• WHAT IS NEEDED:
All entries are to be quoted exactly; the images stay out of the copy.

• STORED ROWS:
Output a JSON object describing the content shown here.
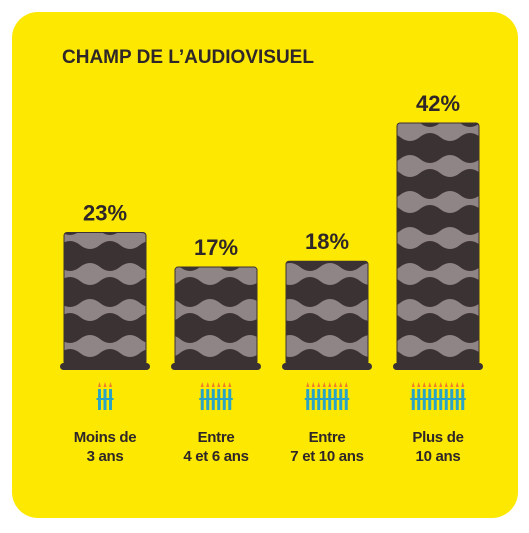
{
  "chart_data": {
    "type": "bar",
    "title": "CHAMP DE L’AUDIOVISUEL",
    "categories": [
      "Moins de\n3 ans",
      "Entre\n4 et 6 ans",
      "Entre\n7 et 10 ans",
      "Plus de\n10 ans"
    ],
    "values": [
      23,
      17,
      18,
      42
    ],
    "value_labels": [
      "23%",
      "17%",
      "18%",
      "42%"
    ],
    "color": "#3b3233"
  }
}
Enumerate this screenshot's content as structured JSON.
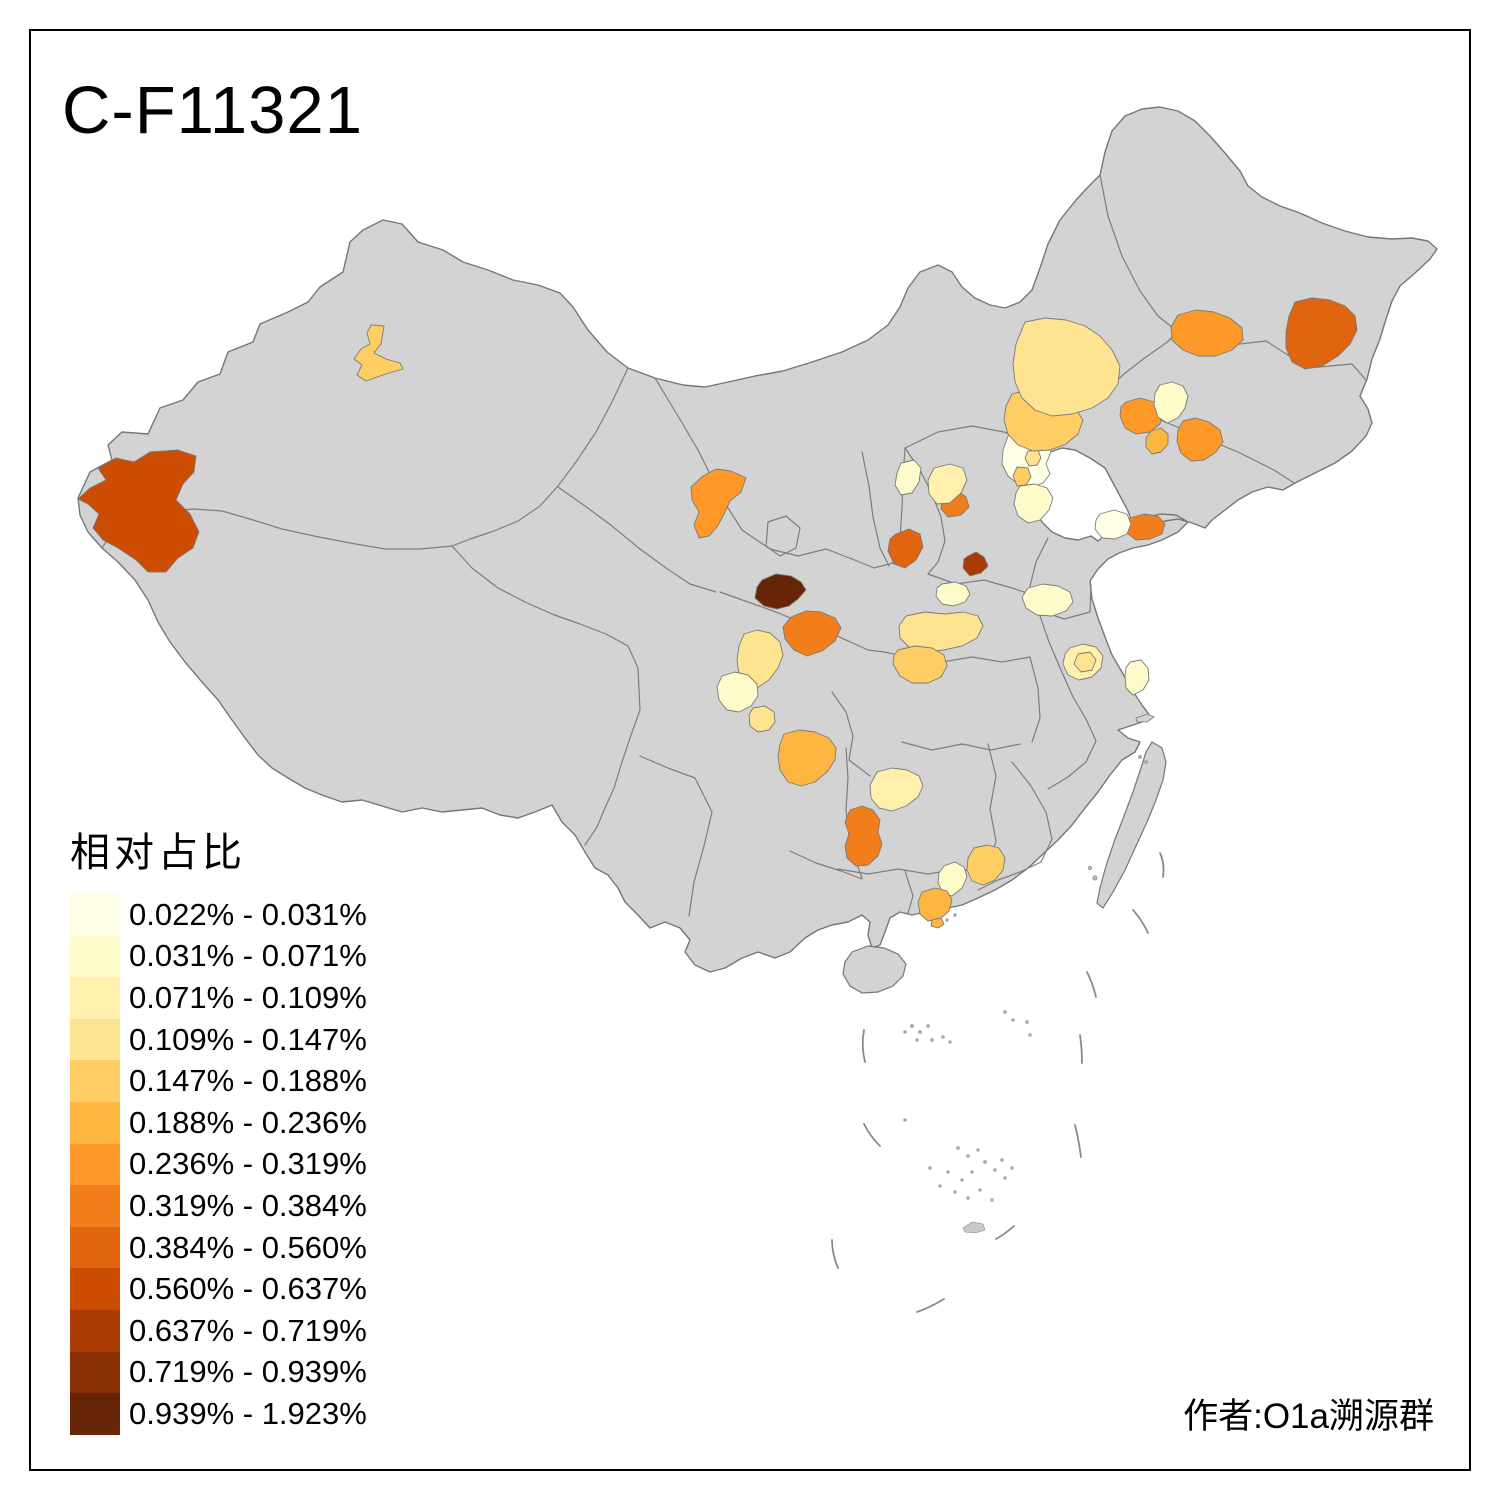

• THE OUTPUT:
Output a JSON object describing the content shown here.
{
  "chart_data": {
    "type": "bar",
    "title": "CHAMP DE L’AUDIOVISUEL",
    "categories": [
      "Moins de\n3 ans",
      "Entre\n4 et 6 ans",
      "Entre\n7 et 10 ans",
      "Plus de\n10 ans"
    ],
    "values": [
      23,
      17,
      18,
      42
    ],
    "value_labels": [
      "23%",
      "17%",
      "18%",
      "42%"
    ],
    "color": "#3b3233"
  }
}
Enumerate this screenshot's content as structured JSON.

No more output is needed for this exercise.